■ What you are asked to do:
Report only the number of lines in the data below that contain the string "perform", counting only matches with the same letter case.

── Entries provided

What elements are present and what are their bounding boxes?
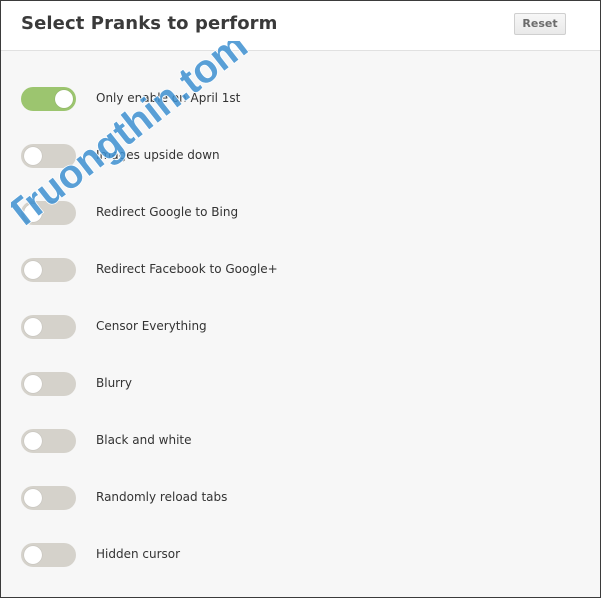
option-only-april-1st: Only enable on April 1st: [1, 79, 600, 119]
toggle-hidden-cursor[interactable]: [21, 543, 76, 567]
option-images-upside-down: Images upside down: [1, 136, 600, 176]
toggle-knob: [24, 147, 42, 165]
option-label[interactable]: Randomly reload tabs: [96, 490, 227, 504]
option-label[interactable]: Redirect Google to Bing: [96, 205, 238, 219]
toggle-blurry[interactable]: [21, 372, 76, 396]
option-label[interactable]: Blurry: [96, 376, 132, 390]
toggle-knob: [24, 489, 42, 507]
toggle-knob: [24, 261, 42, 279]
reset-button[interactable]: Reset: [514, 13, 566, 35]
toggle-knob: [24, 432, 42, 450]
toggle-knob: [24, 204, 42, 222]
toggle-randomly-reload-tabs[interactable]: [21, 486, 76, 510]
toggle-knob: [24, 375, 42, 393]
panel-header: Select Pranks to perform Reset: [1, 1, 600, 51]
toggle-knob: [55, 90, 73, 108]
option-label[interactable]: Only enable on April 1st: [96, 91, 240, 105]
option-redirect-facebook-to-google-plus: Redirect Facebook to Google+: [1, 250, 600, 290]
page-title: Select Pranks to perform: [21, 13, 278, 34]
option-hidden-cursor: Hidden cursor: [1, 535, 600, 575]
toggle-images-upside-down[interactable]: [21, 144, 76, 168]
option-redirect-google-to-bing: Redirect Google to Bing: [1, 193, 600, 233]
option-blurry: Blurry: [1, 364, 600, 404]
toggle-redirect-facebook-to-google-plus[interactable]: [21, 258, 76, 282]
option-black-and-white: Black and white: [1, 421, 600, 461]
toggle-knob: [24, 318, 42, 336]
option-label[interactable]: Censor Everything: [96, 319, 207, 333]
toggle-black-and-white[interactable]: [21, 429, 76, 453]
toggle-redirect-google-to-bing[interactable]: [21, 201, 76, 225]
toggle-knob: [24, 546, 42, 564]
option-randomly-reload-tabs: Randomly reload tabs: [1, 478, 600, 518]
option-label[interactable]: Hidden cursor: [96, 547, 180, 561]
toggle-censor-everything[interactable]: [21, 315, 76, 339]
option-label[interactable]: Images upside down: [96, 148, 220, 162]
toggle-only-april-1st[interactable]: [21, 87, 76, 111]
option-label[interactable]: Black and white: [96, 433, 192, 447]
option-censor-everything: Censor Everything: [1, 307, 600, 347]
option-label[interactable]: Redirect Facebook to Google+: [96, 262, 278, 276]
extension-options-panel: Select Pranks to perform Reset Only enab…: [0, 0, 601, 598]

────

■ Answer to the task:
3